• STATED PROBLEM
Extract and list every line that contains the word "icon".

- - - - -

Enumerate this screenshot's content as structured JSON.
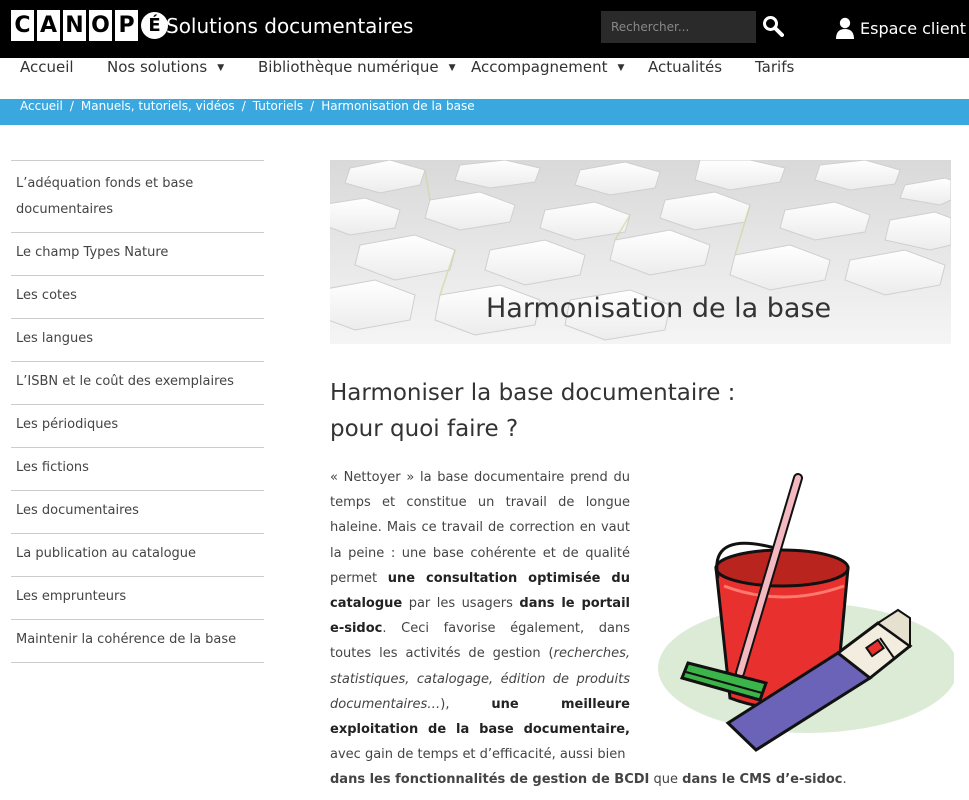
{
  "header": {
    "logo_letters": [
      "C",
      "A",
      "N",
      "O",
      "P",
      "É"
    ],
    "site_title": "Solutions documentaires",
    "search_placeholder": "Rechercher...",
    "client_label": "Espace client"
  },
  "nav": {
    "items": [
      {
        "label": "Accueil"
      },
      {
        "label": "Nos solutions"
      },
      {
        "label": "Bibliothèque numérique"
      },
      {
        "label": "Accompagnement"
      },
      {
        "label": "Actualités"
      },
      {
        "label": "Tarifs"
      }
    ],
    "caret": "▼"
  },
  "breadcrumb": {
    "items": [
      "Accueil",
      "Manuels, tutoriels, vidéos",
      "Tutoriels",
      "Harmonisation de la base"
    ],
    "separator": "/"
  },
  "sidebar": {
    "items": [
      "L’adéquation fonds et base documentaires",
      "Le champ Types Nature",
      "Les cotes",
      "Les langues",
      "L’ISBN et le coût des exemplaires",
      "Les périodiques",
      "Les fictions",
      "Les documentaires",
      "La publication au catalogue",
      "Les emprunteurs",
      "Maintenir la cohérence de la base"
    ]
  },
  "banner": {
    "title": "Harmonisation de la base"
  },
  "content": {
    "heading_line1": "Harmoniser la base documentaire :",
    "heading_line2": "pour quoi faire ?",
    "p1_a": "« Nettoyer » la base documentaire prend du temps et constitue un travail de longue haleine. Mais ce travail de correction en vaut la peine : une base cohérente et de qualité permet ",
    "p1_b": "une consultation optimisée du catalogue",
    "p1_c": " par les usagers ",
    "p1_d": "dans le portail e-sidoc",
    "p1_e": ". Ceci favorise également, dans toutes les activités de gestion (",
    "p1_f": "recherches, statistiques, catalogage, édition de produits documentaires…",
    "p1_g": "), ",
    "p1_h": "une meilleure exploitation de la base documentaire,",
    "p1_i": " avec gain de temps et d’efficacité, aussi bien",
    "p2_a": "dans les fonctionnalités de gestion de BCDI",
    "p2_b": " que ",
    "p2_c": "dans le CMS d’e-sidoc",
    "p2_d": "."
  },
  "colors": {
    "topbar": "#000000",
    "breadcrumb": "#3aa8df",
    "bucket": "#e8312f",
    "handle": "#f3b8c0",
    "wipe": "#6a63b8",
    "splash": "#dcebd5"
  }
}
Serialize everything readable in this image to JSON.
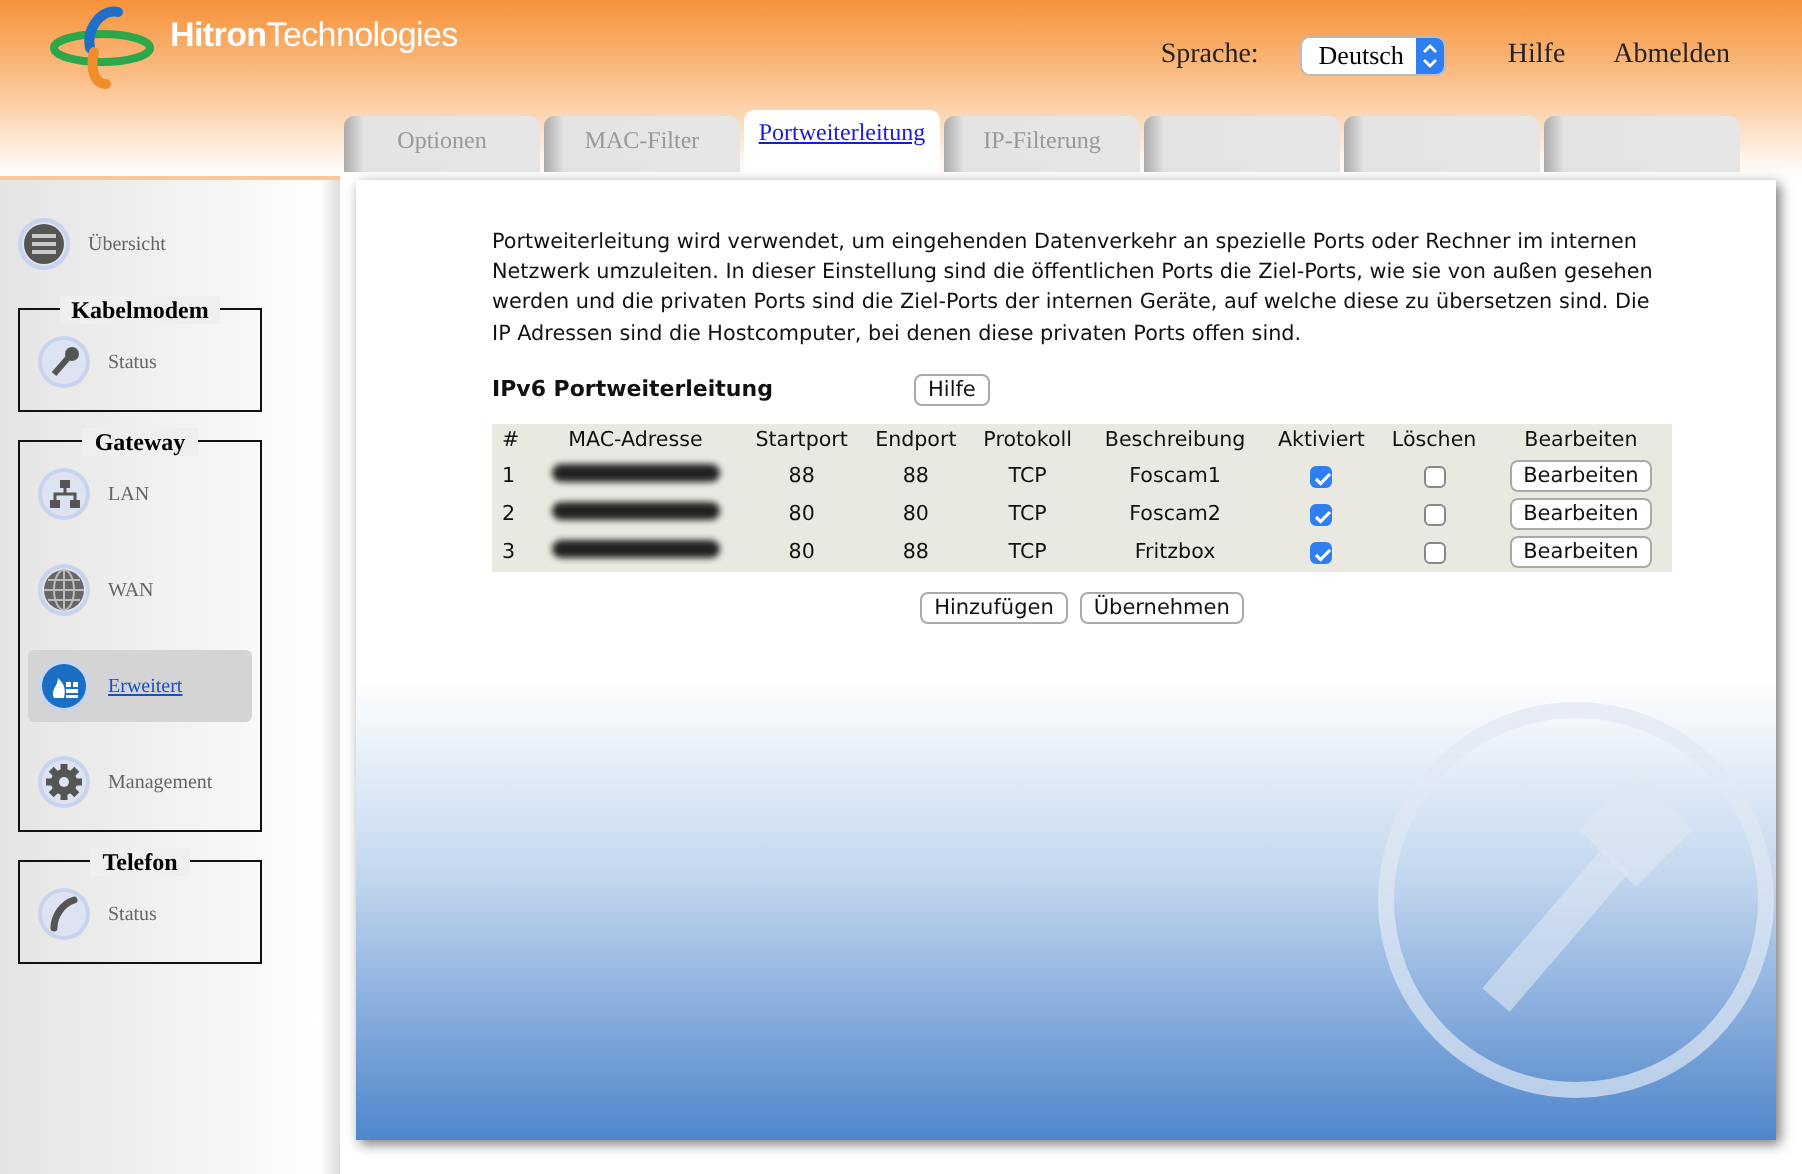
{
  "header": {
    "logo": {
      "brand_bold": "Hitron",
      "brand_rest": "Technologies"
    },
    "language_label": "Sprache:",
    "language_select": {
      "value": "Deutsch"
    },
    "links": [
      "Hilfe",
      "Abmelden"
    ]
  },
  "tabs": [
    {
      "label": "Optionen",
      "selected": false
    },
    {
      "label": "MAC-Filter",
      "selected": false
    },
    {
      "label": "Portweiterleitung",
      "selected": true
    },
    {
      "label": "IP-Filterung",
      "selected": false
    },
    {
      "selected": false
    },
    {
      "selected": false
    },
    {
      "selected": false
    }
  ],
  "sidebar": {
    "top_item": {
      "label": "Übersicht",
      "kind": "list",
      "selected": false
    },
    "groups": [
      {
        "title": "Kabelmodem",
        "items": [
          {
            "label": "Status",
            "kind": "wrench",
            "selected": false
          }
        ]
      },
      {
        "title": "Gateway",
        "items": [
          {
            "label": "LAN",
            "kind": "network",
            "selected": false
          },
          {
            "label": "WAN",
            "kind": "globe",
            "selected": false
          },
          {
            "label": "Erweitert",
            "kind": "firewall",
            "selected": true
          },
          {
            "label": "Management",
            "kind": "gear",
            "selected": false
          }
        ]
      },
      {
        "title": "Telefon",
        "items": [
          {
            "label": "Status",
            "kind": "phone",
            "selected": false
          }
        ]
      }
    ]
  },
  "content": {
    "description": "Portweiterleitung wird verwendet, um eingehenden Datenverkehr an spezielle Ports oder Rechner im internen Netzwerk umzuleiten. In dieser Einstellung sind die öffentlichen Ports die Ziel-Ports, wie sie von außen gesehen werden und die privaten Ports sind die Ziel-Ports der internen Geräte, auf welche diese zu übersetzen sind. Die IP Adressen sind die Hostcomputer, bei denen diese privaten Ports offen sind.",
    "section_title": "IPv6 Portweiterleitung",
    "help_button": "Hilfe",
    "table": {
      "columns": [
        "#",
        "MAC-Adresse",
        "Startport",
        "Endport",
        "Protokoll",
        "Beschreibung",
        "Aktiviert",
        "Löschen",
        "Bearbeiten"
      ],
      "rows": [
        {
          "index": "1",
          "mac_redacted": true,
          "startport": "88",
          "endport": "88",
          "protocol": "TCP",
          "description": "Foscam1",
          "enabled": true,
          "delete": false,
          "edit_button": "Bearbeiten"
        },
        {
          "index": "2",
          "mac_redacted": true,
          "startport": "80",
          "endport": "80",
          "protocol": "TCP",
          "description": "Foscam2",
          "enabled": true,
          "delete": false,
          "edit_button": "Bearbeiten"
        },
        {
          "index": "3",
          "mac_redacted": true,
          "startport": "80",
          "endport": "88",
          "protocol": "TCP",
          "description": "Fritzbox",
          "enabled": true,
          "delete": false,
          "edit_button": "Bearbeiten"
        }
      ]
    },
    "buttons": [
      "Hinzufügen",
      "Übernehmen"
    ]
  }
}
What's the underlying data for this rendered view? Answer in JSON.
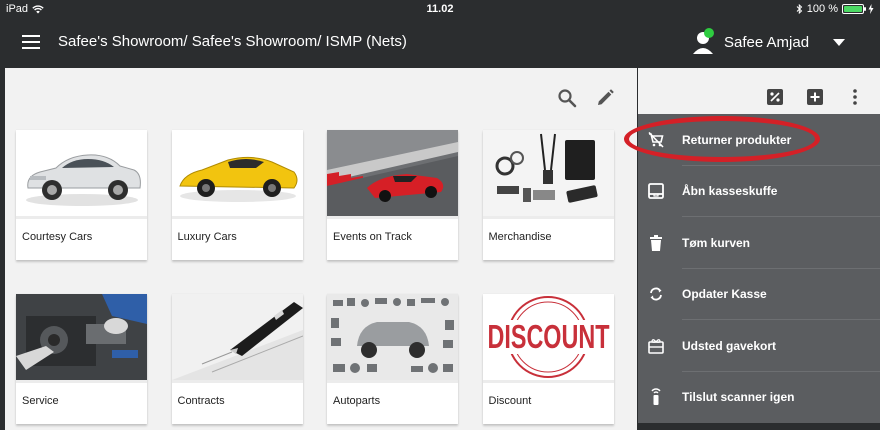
{
  "status_bar": {
    "device": "iPad",
    "time": "11.02",
    "battery": "100 %",
    "battery_level": 1.0
  },
  "header": {
    "title": "Safee's Showroom/ Safee's Showroom/ ISMP (Nets)",
    "user_name": "Safee Amjad",
    "online_color": "#2ecc40"
  },
  "tiles": [
    {
      "label": "Courtesy Cars",
      "image": "white-sedan"
    },
    {
      "label": "Luxury Cars",
      "image": "yellow-supercar"
    },
    {
      "label": "Events on Track",
      "image": "red-sports-car-on-track"
    },
    {
      "label": "Merchandise",
      "image": "branded-merchandise"
    },
    {
      "label": "Service",
      "image": "mechanic-engine"
    },
    {
      "label": "Contracts",
      "image": "contract-pen"
    },
    {
      "label": "Autoparts",
      "image": "car-parts-layout"
    },
    {
      "label": "Discount",
      "image": "discount-stamp",
      "image_text": "DISCOUNT"
    }
  ],
  "menu": [
    {
      "label": "Returner produkter",
      "icon": "remove-cart-icon"
    },
    {
      "label": "Åbn kasseskuffe",
      "icon": "cash-drawer-icon"
    },
    {
      "label": "Tøm kurven",
      "icon": "trash-icon"
    },
    {
      "label": "Opdater Kasse",
      "icon": "refresh-icon"
    },
    {
      "label": "Udsted gavekort",
      "icon": "gift-card-icon"
    },
    {
      "label": "Tilslut scanner igen",
      "icon": "scanner-icon"
    }
  ],
  "colors": {
    "accent": "#d42027",
    "menu_bg": "#5b5d60",
    "header_bg": "#2b2d2f",
    "content_bg": "#f2f2f2"
  }
}
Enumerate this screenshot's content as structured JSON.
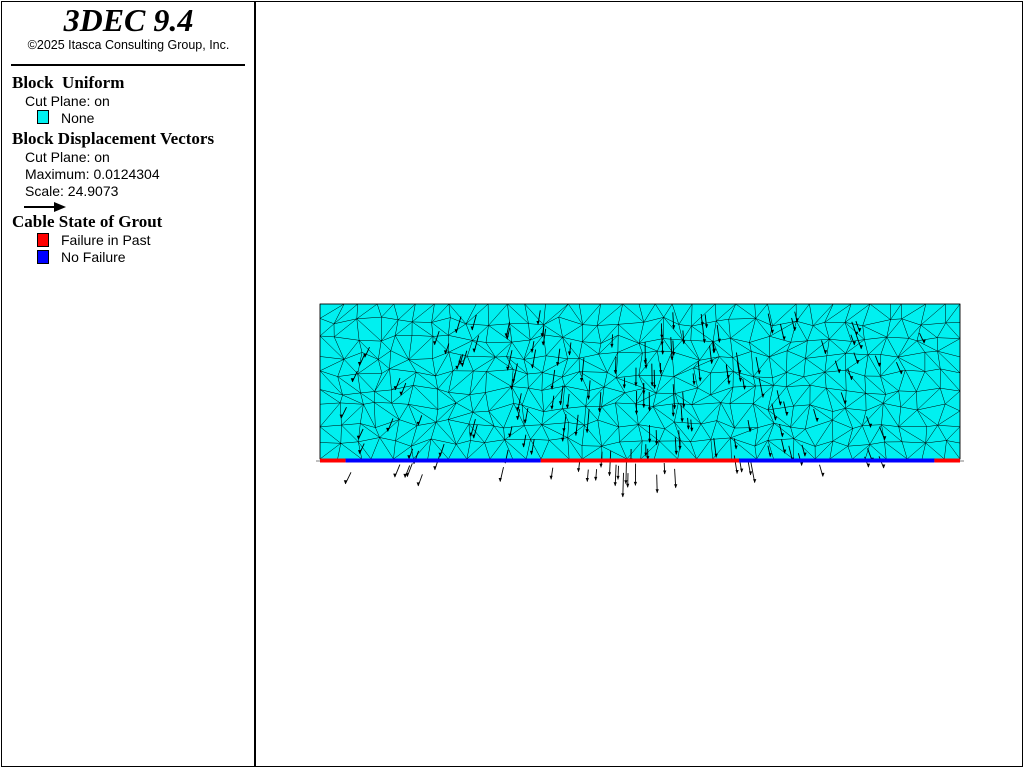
{
  "app": {
    "title": "3DEC 9.4",
    "copyright": "©2025 Itasca Consulting Group, Inc."
  },
  "legend": {
    "block_uniform": {
      "title": "Block  Uniform",
      "cut_plane": "Cut Plane: on",
      "entries": [
        {
          "label": "None",
          "color": "#00f0f0"
        }
      ]
    },
    "displacement": {
      "title": "Block Displacement Vectors",
      "cut_plane": "Cut Plane: on",
      "maximum": "Maximum: 0.0124304",
      "scale": "Scale: 24.9073",
      "arrow_icon": "right-arrow-icon"
    },
    "cable": {
      "title": "Cable State of Grout",
      "entries": [
        {
          "label": "Failure in Past",
          "color": "#ff0000"
        },
        {
          "label": "No Failure",
          "color": "#0000ff"
        }
      ]
    }
  },
  "model": {
    "fill_color": "#00f0f0",
    "mesh_color": "#000000",
    "vector_color": "#000000",
    "cable_states": [
      "Failure in Past",
      "No Failure",
      "Failure in Past",
      "No Failure",
      "Failure in Past"
    ],
    "cable_segments": [
      {
        "from": 0.0,
        "to": 0.04,
        "state": "Failure in Past"
      },
      {
        "from": 0.04,
        "to": 0.345,
        "state": "No Failure"
      },
      {
        "from": 0.345,
        "to": 0.655,
        "state": "Failure in Past"
      },
      {
        "from": 0.655,
        "to": 0.96,
        "state": "No Failure"
      },
      {
        "from": 0.96,
        "to": 1.0,
        "state": "Failure in Past"
      }
    ]
  }
}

- - - - -

• EXERCISE RESULT
      "icon": "remove-cart-icon"
      "icon": "cash-drawer-icon"
      "icon": "trash-icon"
      "icon": "refresh-icon"
      "icon": "gift-card-icon"
      "icon": "scanner-icon"
      "arrow_icon": "right-arrow-icon"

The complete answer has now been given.